- _Aim of the task_: Pull out every line of the material below that contains the string "time", and copy each one in full. Case counts.

- _Dataset content_:
_ _ _ _
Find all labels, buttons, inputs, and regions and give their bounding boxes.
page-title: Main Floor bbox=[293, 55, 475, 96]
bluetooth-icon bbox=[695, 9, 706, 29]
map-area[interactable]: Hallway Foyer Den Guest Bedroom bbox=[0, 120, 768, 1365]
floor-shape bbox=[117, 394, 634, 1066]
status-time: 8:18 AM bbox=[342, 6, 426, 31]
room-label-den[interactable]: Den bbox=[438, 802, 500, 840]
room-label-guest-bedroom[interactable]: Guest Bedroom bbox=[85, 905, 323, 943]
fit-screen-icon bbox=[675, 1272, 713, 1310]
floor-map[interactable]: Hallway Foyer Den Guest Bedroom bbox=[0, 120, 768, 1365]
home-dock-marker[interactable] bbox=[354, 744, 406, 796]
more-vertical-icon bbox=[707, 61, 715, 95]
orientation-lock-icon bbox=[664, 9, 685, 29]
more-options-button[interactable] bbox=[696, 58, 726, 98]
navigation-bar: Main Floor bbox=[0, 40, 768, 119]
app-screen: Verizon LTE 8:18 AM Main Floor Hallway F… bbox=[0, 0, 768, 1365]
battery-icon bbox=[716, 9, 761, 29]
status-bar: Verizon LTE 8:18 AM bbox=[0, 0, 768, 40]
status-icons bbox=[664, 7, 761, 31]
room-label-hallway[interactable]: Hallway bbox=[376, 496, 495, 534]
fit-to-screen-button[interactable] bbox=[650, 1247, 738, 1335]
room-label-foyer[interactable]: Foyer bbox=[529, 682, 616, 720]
_ _ _ _
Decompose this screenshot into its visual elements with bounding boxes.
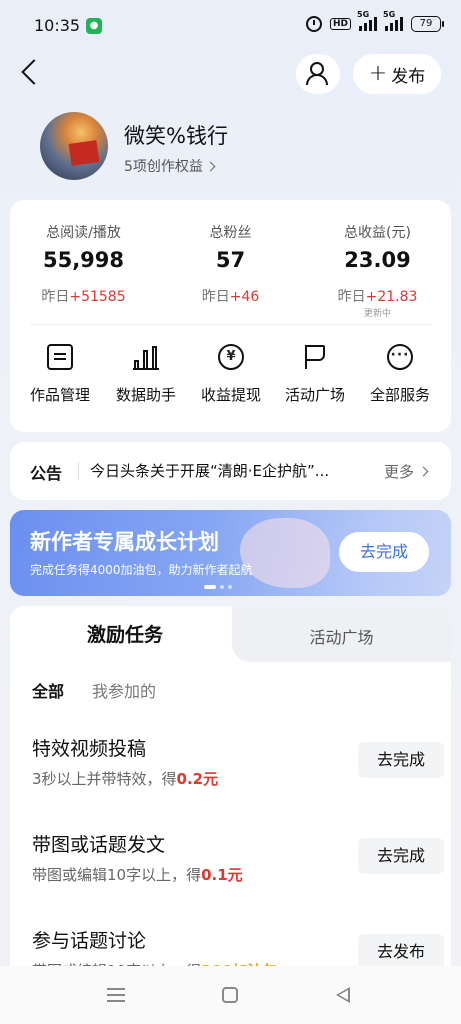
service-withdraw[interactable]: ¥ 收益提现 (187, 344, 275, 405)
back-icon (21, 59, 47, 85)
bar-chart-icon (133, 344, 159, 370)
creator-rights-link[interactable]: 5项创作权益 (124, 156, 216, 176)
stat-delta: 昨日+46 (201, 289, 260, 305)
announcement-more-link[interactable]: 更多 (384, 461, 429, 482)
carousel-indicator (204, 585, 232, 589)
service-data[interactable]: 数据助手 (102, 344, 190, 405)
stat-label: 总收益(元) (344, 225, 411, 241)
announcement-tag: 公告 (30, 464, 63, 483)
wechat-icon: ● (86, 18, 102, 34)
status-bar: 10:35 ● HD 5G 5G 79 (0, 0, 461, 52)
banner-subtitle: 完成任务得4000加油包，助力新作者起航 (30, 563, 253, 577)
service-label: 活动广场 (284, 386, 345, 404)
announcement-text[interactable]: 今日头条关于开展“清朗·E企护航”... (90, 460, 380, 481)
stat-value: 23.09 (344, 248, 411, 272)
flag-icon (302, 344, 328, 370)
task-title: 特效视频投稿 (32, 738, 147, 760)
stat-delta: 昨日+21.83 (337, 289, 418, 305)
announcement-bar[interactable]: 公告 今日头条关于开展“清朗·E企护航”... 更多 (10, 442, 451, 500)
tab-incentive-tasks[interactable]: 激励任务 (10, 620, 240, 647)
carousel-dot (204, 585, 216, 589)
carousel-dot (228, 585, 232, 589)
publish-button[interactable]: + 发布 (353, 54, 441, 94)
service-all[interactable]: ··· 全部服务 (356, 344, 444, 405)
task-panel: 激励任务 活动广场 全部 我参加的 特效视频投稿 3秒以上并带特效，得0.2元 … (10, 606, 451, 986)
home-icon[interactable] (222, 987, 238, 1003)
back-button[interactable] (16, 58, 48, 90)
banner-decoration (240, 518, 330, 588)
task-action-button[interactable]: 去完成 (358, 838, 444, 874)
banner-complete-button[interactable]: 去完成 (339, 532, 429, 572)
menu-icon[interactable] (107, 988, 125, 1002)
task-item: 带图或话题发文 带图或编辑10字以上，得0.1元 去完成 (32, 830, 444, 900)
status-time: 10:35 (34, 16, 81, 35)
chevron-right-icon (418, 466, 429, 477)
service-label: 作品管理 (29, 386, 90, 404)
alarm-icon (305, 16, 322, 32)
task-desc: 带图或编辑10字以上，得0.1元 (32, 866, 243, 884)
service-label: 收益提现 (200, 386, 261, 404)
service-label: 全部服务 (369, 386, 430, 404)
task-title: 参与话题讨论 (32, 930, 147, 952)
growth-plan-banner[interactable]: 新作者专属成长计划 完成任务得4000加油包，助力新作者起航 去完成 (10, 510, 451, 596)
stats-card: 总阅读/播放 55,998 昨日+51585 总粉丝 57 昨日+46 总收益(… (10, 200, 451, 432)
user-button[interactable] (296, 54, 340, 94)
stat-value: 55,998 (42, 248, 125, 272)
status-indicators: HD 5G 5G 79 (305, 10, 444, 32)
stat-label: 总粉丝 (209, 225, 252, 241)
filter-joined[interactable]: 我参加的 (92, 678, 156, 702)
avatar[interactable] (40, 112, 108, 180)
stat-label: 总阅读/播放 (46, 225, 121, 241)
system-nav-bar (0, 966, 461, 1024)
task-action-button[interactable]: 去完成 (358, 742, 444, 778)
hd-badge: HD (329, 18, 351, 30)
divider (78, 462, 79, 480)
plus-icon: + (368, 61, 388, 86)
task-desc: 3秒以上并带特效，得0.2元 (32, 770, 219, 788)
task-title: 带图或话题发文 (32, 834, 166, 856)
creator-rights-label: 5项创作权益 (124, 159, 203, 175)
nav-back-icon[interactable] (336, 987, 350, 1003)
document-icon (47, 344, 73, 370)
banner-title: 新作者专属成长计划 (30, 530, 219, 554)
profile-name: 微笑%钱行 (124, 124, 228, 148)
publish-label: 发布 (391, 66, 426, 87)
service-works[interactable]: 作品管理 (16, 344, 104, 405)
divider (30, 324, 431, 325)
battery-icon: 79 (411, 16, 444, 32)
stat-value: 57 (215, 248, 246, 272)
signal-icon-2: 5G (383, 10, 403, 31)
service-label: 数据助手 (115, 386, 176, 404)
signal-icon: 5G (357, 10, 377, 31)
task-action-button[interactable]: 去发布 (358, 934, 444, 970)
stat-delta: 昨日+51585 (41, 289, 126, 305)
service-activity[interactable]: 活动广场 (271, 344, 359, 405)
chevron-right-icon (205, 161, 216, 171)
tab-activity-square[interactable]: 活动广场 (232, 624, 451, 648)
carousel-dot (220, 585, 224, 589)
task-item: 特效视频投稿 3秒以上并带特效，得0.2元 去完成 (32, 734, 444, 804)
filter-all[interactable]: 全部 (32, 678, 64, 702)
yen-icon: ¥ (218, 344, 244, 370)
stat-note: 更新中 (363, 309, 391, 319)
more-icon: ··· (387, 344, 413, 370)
_ _ _ _
- _Worked answer_:
status-time: 8:18 AM bbox=[342, 6, 426, 31]
status-time: 10:35 (34, 16, 81, 35)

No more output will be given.